__Directions__.
Select each line where the word "this" appears.

[Dataset items]
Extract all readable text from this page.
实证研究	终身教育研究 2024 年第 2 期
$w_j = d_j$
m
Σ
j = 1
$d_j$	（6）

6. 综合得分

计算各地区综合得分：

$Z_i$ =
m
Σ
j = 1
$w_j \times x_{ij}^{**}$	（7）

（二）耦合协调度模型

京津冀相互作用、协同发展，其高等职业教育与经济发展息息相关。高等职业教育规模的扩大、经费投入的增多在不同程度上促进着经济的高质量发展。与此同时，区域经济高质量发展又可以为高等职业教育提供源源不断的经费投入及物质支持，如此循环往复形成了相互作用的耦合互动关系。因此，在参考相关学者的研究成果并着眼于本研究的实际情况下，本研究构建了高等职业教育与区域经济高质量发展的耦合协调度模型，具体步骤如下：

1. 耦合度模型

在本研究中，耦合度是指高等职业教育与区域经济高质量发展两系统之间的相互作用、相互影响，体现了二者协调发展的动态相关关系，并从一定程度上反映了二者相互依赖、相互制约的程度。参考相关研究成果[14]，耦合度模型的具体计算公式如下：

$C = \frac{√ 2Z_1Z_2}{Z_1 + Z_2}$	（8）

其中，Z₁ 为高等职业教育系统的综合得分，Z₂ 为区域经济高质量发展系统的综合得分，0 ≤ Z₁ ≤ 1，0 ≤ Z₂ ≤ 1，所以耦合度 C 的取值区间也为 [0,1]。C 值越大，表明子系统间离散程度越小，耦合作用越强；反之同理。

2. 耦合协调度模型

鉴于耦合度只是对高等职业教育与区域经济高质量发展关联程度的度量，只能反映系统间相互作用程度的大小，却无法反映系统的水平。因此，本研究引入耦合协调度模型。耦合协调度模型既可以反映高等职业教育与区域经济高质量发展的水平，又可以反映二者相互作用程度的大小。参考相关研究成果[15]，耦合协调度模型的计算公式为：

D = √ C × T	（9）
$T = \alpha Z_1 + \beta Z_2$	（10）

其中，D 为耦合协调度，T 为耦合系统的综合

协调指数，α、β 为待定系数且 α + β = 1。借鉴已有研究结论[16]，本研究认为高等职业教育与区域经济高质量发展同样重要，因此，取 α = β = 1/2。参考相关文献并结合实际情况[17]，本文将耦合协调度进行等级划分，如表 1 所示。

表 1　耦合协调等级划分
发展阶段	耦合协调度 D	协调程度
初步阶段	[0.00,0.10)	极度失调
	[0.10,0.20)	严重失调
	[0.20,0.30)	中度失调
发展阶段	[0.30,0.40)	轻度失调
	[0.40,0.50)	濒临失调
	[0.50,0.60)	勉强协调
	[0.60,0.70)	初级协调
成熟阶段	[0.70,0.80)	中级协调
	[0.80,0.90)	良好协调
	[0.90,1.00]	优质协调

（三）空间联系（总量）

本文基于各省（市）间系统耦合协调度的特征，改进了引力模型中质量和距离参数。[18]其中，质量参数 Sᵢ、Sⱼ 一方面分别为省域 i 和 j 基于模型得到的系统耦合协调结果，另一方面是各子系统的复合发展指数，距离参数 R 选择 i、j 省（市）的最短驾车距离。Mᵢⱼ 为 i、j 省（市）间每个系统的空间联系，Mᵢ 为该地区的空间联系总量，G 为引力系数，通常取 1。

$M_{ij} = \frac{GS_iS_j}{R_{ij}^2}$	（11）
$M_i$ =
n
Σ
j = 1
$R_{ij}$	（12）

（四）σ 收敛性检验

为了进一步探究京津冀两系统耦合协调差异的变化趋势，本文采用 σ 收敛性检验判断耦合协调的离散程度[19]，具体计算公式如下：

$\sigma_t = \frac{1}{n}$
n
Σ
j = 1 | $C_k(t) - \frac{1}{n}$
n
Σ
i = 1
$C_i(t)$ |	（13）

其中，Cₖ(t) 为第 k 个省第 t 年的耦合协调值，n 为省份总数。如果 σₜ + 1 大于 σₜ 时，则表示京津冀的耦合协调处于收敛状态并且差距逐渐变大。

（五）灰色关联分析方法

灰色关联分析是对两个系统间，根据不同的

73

--

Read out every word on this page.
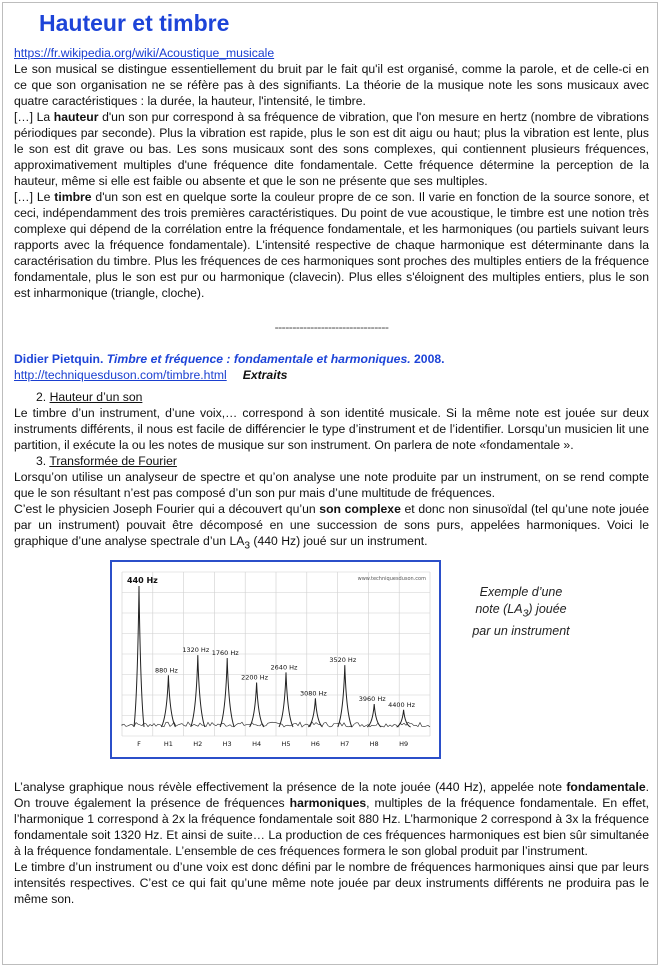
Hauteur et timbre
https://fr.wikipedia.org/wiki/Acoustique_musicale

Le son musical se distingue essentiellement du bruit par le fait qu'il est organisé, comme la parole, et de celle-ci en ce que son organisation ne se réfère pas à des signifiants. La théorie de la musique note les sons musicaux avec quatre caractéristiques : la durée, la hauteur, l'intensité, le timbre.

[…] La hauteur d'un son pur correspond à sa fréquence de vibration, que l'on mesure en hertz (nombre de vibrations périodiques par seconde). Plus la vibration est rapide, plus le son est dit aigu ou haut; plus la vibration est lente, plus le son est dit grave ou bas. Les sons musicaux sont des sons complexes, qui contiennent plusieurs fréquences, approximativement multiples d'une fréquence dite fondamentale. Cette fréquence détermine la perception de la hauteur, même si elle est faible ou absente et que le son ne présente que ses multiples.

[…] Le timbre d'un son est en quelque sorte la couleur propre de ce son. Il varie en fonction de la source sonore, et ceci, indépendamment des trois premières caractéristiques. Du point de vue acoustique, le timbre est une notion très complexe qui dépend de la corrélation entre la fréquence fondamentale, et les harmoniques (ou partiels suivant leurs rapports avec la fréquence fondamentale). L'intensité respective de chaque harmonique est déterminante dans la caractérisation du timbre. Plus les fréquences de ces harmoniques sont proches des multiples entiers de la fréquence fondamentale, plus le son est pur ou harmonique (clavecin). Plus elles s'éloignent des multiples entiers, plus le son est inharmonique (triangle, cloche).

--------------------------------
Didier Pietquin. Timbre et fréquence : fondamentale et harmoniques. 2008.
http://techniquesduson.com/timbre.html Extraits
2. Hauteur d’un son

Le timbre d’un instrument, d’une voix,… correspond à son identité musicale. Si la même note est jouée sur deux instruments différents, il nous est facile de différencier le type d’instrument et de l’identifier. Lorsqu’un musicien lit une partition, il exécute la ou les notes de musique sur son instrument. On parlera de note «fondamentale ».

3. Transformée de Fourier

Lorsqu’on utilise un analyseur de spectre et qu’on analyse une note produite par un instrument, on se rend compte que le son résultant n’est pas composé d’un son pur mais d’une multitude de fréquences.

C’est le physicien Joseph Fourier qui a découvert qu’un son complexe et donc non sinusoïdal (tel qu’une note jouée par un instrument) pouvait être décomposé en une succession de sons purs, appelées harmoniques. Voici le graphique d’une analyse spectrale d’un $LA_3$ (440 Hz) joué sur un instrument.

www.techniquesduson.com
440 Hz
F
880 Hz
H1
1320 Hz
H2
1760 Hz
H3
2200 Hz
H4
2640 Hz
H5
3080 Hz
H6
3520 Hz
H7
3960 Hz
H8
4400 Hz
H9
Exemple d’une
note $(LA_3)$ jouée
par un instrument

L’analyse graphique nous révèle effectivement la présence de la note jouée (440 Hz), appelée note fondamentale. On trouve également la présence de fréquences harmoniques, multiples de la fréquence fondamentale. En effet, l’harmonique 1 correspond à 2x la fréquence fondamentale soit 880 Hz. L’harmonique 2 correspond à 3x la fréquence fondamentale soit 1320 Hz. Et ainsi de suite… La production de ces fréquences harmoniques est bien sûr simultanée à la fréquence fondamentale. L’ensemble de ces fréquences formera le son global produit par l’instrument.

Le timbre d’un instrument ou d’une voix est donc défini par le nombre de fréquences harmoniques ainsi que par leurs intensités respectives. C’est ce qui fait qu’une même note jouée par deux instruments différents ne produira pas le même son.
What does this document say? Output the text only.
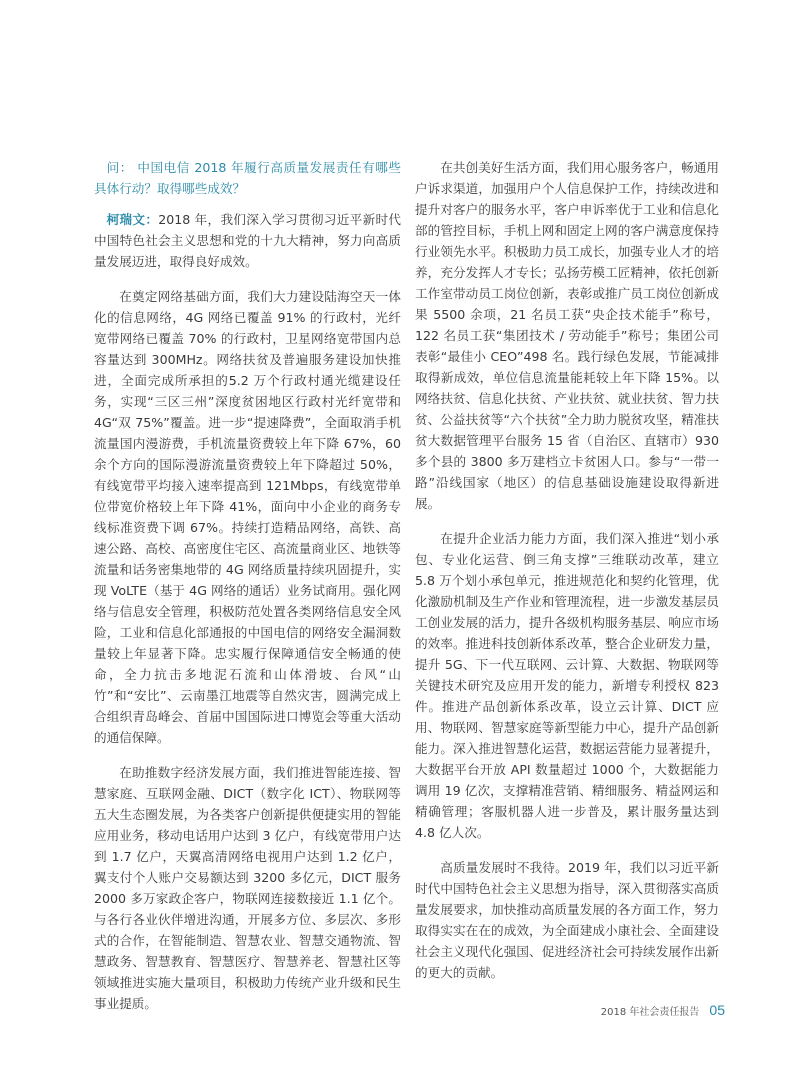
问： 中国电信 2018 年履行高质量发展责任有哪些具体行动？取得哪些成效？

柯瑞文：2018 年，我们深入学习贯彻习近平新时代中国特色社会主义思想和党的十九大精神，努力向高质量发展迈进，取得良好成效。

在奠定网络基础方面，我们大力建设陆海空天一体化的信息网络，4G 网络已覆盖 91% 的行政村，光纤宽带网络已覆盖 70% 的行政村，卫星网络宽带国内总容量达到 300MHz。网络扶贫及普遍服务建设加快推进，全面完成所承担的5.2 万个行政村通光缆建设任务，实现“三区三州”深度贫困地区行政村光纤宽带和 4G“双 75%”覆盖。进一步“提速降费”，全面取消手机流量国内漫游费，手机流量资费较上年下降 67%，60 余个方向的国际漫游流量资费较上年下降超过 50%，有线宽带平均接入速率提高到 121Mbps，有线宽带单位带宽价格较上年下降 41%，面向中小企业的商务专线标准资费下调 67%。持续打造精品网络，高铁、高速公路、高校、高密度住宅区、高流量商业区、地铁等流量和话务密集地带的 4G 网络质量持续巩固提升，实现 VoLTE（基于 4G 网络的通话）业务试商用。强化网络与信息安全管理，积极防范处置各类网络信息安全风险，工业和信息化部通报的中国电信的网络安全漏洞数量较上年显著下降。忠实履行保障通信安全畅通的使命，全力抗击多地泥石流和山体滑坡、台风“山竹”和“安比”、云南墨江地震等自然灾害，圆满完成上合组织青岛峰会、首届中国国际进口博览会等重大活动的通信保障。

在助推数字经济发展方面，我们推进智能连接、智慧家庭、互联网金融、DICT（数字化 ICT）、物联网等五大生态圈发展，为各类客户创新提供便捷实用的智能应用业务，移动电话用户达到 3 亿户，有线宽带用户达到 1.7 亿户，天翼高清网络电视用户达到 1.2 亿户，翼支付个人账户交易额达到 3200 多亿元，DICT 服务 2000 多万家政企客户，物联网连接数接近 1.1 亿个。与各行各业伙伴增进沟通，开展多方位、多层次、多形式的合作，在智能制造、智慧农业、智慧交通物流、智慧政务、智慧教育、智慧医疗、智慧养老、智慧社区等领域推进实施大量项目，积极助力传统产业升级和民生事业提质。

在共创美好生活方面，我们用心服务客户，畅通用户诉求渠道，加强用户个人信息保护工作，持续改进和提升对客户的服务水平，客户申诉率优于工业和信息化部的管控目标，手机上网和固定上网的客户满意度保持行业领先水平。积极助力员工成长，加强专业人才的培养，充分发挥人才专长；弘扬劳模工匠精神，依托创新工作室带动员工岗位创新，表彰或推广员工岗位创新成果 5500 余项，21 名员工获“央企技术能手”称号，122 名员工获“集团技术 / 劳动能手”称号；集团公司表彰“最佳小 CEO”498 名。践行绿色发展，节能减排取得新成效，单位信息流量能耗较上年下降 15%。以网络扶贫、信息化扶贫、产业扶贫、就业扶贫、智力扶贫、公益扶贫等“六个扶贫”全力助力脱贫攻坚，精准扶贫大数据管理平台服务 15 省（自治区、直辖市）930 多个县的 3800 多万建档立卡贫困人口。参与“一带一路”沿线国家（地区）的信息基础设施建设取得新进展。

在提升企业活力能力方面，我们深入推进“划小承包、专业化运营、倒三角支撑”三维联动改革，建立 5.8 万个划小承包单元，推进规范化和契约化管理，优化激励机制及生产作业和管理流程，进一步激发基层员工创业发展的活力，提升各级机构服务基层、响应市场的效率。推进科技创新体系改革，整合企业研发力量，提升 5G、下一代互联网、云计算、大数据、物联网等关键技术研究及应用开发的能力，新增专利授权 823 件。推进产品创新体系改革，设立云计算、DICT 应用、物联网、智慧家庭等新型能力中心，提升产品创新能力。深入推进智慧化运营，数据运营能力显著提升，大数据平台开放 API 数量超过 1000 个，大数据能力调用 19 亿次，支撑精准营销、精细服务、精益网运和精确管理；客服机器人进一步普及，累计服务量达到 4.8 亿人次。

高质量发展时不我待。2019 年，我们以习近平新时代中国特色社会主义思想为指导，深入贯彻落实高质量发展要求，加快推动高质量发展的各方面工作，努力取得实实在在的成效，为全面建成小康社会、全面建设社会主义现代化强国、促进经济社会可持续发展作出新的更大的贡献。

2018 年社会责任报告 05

__Correct answer__.
Extract all readable text from this page.
Read out every word on this page.
What does this document say? Output the text only.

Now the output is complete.